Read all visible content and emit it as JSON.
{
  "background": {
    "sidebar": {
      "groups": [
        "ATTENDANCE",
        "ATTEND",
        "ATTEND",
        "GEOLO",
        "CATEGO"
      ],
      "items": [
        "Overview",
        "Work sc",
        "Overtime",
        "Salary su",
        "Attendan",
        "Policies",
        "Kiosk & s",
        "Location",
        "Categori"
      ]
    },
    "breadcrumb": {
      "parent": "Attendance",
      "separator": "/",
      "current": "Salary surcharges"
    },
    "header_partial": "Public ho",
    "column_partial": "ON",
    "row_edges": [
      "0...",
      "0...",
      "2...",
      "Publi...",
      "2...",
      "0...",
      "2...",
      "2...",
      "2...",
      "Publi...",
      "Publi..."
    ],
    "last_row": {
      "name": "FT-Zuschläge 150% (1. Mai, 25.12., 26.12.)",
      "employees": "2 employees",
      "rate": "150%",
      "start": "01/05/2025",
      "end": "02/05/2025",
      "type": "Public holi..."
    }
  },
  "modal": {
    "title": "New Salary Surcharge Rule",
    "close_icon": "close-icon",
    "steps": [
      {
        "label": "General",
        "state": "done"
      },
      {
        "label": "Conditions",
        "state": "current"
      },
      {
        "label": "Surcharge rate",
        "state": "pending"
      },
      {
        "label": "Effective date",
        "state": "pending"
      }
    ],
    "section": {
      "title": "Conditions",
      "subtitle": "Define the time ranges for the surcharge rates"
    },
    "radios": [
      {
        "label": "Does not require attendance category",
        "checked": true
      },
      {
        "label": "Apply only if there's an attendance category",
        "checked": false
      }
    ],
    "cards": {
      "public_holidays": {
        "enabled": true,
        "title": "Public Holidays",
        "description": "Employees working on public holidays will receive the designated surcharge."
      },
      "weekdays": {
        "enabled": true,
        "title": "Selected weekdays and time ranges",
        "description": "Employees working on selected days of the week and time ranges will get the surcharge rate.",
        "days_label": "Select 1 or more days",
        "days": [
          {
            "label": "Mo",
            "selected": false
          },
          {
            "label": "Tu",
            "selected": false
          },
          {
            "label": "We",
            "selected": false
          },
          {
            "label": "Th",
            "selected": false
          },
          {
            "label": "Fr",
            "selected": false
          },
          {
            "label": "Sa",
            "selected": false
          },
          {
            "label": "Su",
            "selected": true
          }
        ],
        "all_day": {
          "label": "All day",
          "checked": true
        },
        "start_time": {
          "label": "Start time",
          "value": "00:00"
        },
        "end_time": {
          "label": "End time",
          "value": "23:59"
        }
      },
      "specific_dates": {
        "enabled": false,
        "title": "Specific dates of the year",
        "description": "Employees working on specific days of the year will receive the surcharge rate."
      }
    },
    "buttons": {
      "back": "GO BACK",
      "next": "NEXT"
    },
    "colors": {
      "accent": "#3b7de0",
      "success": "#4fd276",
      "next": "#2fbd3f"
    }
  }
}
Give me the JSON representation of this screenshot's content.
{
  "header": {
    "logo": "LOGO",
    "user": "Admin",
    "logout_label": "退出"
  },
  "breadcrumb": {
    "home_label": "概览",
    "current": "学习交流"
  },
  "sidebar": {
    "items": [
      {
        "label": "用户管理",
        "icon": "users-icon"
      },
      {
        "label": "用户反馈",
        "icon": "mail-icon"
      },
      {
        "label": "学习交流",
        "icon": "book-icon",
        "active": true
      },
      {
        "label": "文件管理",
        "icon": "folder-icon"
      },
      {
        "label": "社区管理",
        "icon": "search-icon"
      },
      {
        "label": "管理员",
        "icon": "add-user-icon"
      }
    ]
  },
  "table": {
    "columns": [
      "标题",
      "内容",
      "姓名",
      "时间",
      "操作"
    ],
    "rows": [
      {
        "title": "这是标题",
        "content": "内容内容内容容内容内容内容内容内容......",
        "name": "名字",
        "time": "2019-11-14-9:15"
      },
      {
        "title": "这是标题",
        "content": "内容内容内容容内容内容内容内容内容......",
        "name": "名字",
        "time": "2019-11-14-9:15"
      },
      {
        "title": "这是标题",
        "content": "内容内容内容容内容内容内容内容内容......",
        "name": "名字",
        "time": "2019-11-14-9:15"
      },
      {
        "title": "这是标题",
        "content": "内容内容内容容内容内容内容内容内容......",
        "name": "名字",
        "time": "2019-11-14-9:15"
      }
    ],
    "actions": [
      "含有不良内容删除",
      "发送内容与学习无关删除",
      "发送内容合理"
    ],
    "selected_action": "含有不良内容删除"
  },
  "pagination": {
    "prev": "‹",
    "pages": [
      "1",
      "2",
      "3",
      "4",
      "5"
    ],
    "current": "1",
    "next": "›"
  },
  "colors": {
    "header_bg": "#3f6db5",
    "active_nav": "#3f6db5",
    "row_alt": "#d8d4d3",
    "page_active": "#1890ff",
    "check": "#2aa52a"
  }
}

__Task objective__
Across the material above, how many lines include the string "Conditions"? Only the number is wanted.

__Answer to this exercise__
2